■ AIM OF THE TASK
From the listing below, return each line that includes "legend".

[Stored entries]
# # #

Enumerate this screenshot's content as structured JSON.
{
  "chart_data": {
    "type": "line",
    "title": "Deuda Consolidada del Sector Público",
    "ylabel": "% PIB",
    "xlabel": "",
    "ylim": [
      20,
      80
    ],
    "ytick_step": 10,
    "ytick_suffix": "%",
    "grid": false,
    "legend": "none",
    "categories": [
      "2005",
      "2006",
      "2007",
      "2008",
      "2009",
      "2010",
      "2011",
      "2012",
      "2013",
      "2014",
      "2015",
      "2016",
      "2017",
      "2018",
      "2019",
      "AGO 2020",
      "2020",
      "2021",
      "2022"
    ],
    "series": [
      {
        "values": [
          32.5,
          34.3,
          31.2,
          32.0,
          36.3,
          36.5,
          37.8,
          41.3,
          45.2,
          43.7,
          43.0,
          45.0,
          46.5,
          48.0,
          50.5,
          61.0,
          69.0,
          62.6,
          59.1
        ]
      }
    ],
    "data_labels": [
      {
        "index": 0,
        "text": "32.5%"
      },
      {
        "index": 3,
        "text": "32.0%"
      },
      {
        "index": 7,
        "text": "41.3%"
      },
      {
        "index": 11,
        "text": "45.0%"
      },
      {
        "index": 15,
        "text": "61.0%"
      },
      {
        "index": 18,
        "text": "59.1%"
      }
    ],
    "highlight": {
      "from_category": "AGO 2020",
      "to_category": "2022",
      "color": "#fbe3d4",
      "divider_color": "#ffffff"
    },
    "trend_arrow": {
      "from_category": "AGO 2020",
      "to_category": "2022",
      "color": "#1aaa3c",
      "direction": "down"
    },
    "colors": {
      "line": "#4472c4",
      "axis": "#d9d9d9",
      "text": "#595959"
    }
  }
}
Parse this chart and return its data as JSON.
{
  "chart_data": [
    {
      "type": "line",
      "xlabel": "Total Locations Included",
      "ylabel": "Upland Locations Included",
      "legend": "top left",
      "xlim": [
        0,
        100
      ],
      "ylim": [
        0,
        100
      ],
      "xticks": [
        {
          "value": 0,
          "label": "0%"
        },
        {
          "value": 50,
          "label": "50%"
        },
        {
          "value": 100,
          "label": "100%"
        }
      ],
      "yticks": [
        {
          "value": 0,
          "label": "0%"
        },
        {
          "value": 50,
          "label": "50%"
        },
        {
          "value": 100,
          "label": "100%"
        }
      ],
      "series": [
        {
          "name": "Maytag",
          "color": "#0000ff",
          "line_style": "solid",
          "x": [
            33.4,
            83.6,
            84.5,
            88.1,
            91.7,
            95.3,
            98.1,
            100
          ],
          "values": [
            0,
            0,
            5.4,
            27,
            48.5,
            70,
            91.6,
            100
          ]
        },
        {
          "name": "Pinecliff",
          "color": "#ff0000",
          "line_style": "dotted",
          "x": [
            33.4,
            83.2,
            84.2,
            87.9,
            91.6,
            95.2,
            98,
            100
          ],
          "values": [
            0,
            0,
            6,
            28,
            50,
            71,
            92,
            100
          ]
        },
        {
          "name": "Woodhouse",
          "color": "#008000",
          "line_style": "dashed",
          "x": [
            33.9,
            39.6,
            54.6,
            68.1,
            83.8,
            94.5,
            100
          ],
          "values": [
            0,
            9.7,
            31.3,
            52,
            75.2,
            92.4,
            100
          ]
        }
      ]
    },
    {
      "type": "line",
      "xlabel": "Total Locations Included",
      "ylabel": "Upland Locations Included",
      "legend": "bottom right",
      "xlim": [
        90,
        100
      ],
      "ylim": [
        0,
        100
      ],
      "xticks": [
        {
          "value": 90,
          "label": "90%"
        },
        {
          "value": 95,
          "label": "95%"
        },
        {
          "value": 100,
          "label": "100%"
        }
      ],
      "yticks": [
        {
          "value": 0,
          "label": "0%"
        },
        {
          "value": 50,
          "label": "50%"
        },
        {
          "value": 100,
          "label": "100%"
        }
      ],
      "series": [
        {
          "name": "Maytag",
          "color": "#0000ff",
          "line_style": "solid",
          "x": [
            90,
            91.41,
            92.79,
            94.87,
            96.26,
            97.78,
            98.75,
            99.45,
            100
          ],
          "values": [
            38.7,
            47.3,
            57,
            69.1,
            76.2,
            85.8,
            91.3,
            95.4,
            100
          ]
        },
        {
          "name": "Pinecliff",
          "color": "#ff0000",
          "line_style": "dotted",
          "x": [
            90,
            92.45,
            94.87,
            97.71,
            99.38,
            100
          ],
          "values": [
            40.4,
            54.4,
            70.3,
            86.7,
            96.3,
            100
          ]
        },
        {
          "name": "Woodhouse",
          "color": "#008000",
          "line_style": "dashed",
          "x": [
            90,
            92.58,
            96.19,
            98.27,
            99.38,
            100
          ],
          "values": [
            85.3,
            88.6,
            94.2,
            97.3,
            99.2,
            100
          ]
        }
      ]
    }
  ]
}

# # #

■ RESULT OF THIS TASK
    "legend": "none",
      "legend": "top left",
      "legend": "bottom right",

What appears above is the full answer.